Description of the task: Print the listing in its entirety and exactly, leaving out images.

(Stored entries)
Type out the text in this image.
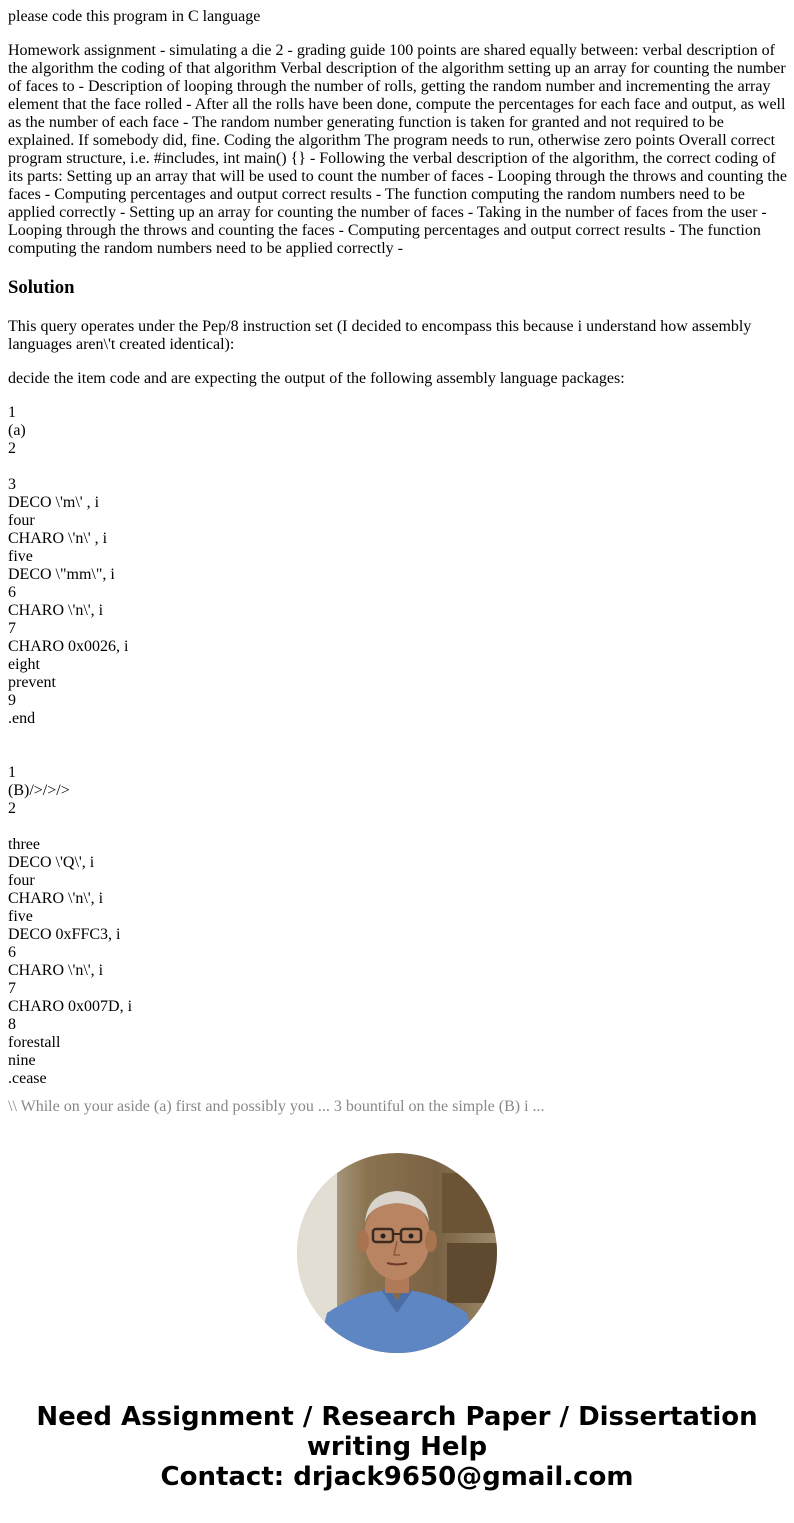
please code this program in C language

Homework assignment - simulating a die 2 - grading guide 100 points are shared equally between: verbal description of the algorithm the coding of that algorithm Verbal description of the algorithm setting up an array for counting the number of faces to - Description of looping through the number of rolls, getting the random number and incrementing the array element that the face rolled - After all the rolls have been done, compute the percentages for each face and output, as well as the number of each face - The random number generating function is taken for granted and not required to be explained. If somebody did, fine. Coding the algorithm The program needs to run, otherwise zero points Overall correct program structure, i.e. #includes, int main() {} - Following the verbal description of the algorithm, the correct coding of its parts: Setting up an array that will be used to count the number of faces - Looping through the throws and counting the faces - Computing percentages and output correct results - The function computing the random numbers need to be applied correctly - Setting up an array for counting the number of faces - Taking in the number of faces from the user - Looping through the throws and counting the faces - Computing percentages and output correct results - The function computing the random numbers need to be applied correctly -

Solution

This query operates under the Pep/8 instruction set (I decided to encompass this because i understand how assembly languages aren\'t created identical):

decide the item code and are expecting the output of the following assembly language packages:

1
(a)
2
3
DECO \'m\' , i
four
CHARO \'n\' , i
five
DECO \"mm\", i
6
CHARO \'n\', i
7
CHARO 0x0026, i
eight
prevent
9
.end
1
(B)/>/>/>
2
three
DECO \'Q\', i
four
CHARO \'n\', i
five
DECO 0xFFC3, i
6
CHARO \'n\', i
7
CHARO 0x007D, i
8
forestall
nine
.cease
\\ While on your aside (a) first and possibly you ... 3 bountiful on the simple (B) i ...
Need Assignment / Research Paper / Dissertation
writing Help
Contact: drjack9650@gmail.com
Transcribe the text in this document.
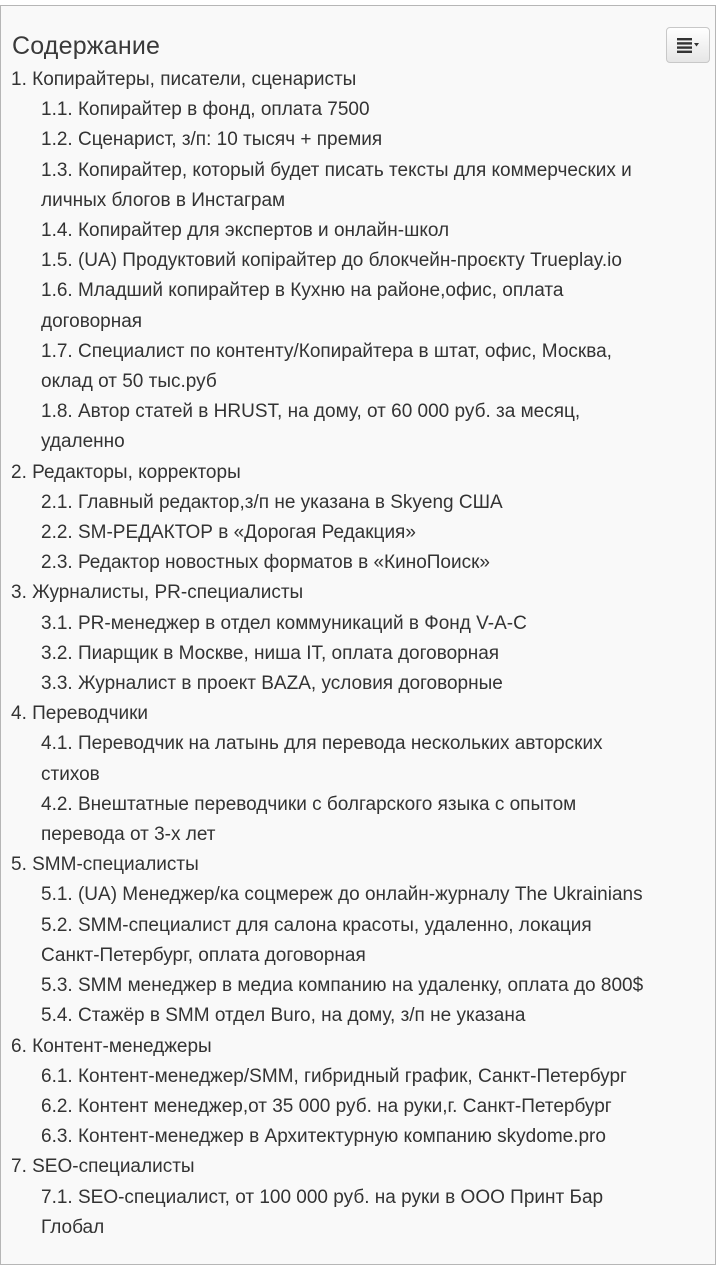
Содержание
1. Копирайтеры, писатели, сценаристы
1.1. Копирайтер в фонд, оплата 7500
1.2. Сценарист, з/п: 10 тысяч + премия
1.3. Копирайтер, который будет писать тексты для коммерческих и
личных блогов в Инстаграм
1.4. Копирайтер для экспертов и онлайн-школ
1.5. (UA) Продуктовий копірайтер до блокчейн-проєкту Trueplay.io
1.6. Младший копирайтер в Кухню на районе,офис, оплата
договорная
1.7. Специалист по контенту/Копирайтера в штат, офис, Москва,
оклад от 50 тыс.руб
1.8. Автор статей в HRUST, на дому, от 60 000 руб. за месяц,
удаленно
2. Редакторы, корректоры
2.1. Главный редактор,з/п не указана в Skyeng США
2.2. SM-РЕДАКТОР в «Дорогая Редакция»
2.3. Редактор новостных форматов в «КиноПоиск»
3. Журналисты, PR-специалисты
3.1. PR-менеджер в отдел коммуникаций в Фонд V-A-C
3.2. Пиарщик в Москве, ниша IT, оплата договорная
3.3. Журналист в проект BAZA, условия договорные
4. Переводчики
4.1. Переводчик на латынь для перевода нескольких авторских
стихов
4.2. Внештатные переводчики с болгарского языка с опытом
перевода от 3-х лет
5. SMM-специалисты
5.1. (UA) Менеджер/ка соцмереж до онлайн-журналу The Ukrainians
5.2. SMM-специалист для салона красоты, удаленно, локация
Санкт-Петербург, оплата договорная
5.3. SMM менеджер в медиа компанию на удаленку, оплата до 800$
5.4. Стажёр в SMM отдел Buro, на дому, з/п не указана
6. Контент-менеджеры
6.1. Контент-менеджер/SMM, гибридный график, Санкт-Петербург
6.2. Контент менеджер,от 35 000 руб. на руки,г. Санкт-Петербург
6.3. Контент-менеджер в Архитектурную компанию skydome.pro
7. SEO-специалисты
7.1. SEO-специалист, от 100 000 руб. на руки в ООО Принт Бар
Глобал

Reply to the exercise:
Type out the text in this image.
please code this program in C language

Homework assignment - simulating a die 2 - grading guide 100 points are shared equally between: verbal description of the algorithm the coding of that algorithm Verbal description of the algorithm setting up an array for counting the number of faces to - Description of looping through the number of rolls, getting the random number and incrementing the array element that the face rolled - After all the rolls have been done, compute the percentages for each face and output, as well as the number of each face - The random number generating function is taken for granted and not required to be explained. If somebody did, fine. Coding the algorithm The program needs to run, otherwise zero points Overall correct program structure, i.e. #includes, int main() {} - Following the verbal description of the algorithm, the correct coding of its parts: Setting up an array that will be used to count the number of faces - Looping through the throws and counting the faces - Computing percentages and output correct results - The function computing the random numbers need to be applied correctly - Setting up an array for counting the number of faces - Taking in the number of faces from the user - Looping through the throws and counting the faces - Computing percentages and output correct results - The function computing the random numbers need to be applied correctly -

Solution

This query operates under the Pep/8 instruction set (I decided to encompass this because i understand how assembly languages aren\'t created identical):

decide the item code and are expecting the output of the following assembly language packages:

1
(a)
2
3
DECO \'m\' , i
four
CHARO \'n\' , i
five
DECO \"mm\", i
6
CHARO \'n\', i
7
CHARO 0x0026, i
eight
prevent
9
.end
1
(B)/>/>/>
2
three
DECO \'Q\', i
four
CHARO \'n\', i
five
DECO 0xFFC3, i
6
CHARO \'n\', i
7
CHARO 0x007D, i
8
forestall
nine
.cease
\\ While on your aside (a) first and possibly you ... 3 bountiful on the simple (B) i ...
Need Assignment / Research Paper / Dissertation
writing Help
Contact: drjack9650@gmail.com
Transcribe the text in this document.
Содержание
1. Копирайтеры, писатели, сценаристы
1.1. Копирайтер в фонд, оплата 7500
1.2. Сценарист, з/п: 10 тысяч + премия
1.3. Копирайтер, который будет писать тексты для коммерческих и
личных блогов в Инстаграм
1.4. Копирайтер для экспертов и онлайн-школ
1.5. (UA) Продуктовий копірайтер до блокчейн-проєкту Trueplay.io
1.6. Младший копирайтер в Кухню на районе,офис, оплата
договорная
1.7. Специалист по контенту/Копирайтера в штат, офис, Москва,
оклад от 50 тыс.руб
1.8. Автор статей в HRUST, на дому, от 60 000 руб. за месяц,
удаленно
2. Редакторы, корректоры
2.1. Главный редактор,з/п не указана в Skyeng США
2.2. SM-РЕДАКТОР в «Дорогая Редакция»
2.3. Редактор новостных форматов в «КиноПоиск»
3. Журналисты, PR-специалисты
3.1. PR-менеджер в отдел коммуникаций в Фонд V-A-C
3.2. Пиарщик в Москве, ниша IT, оплата договорная
3.3. Журналист в проект BAZA, условия договорные
4. Переводчики
4.1. Переводчик на латынь для перевода нескольких авторских
стихов
4.2. Внештатные переводчики с болгарского языка с опытом
перевода от 3-х лет
5. SMM-специалисты
5.1. (UA) Менеджер/ка соцмереж до онлайн-журналу The Ukrainians
5.2. SMM-специалист для салона красоты, удаленно, локация
Санкт-Петербург, оплата договорная
5.3. SMM менеджер в медиа компанию на удаленку, оплата до 800$
5.4. Стажёр в SMM отдел Buro, на дому, з/п не указана
6. Контент-менеджеры
6.1. Контент-менеджер/SMM, гибридный график, Санкт-Петербург
6.2. Контент менеджер,от 35 000 руб. на руки,г. Санкт-Петербург
6.3. Контент-менеджер в Архитектурную компанию skydome.pro
7. SEO-специалисты
7.1. SEO-специалист, от 100 000 руб. на руки в ООО Принт Бар
Глобал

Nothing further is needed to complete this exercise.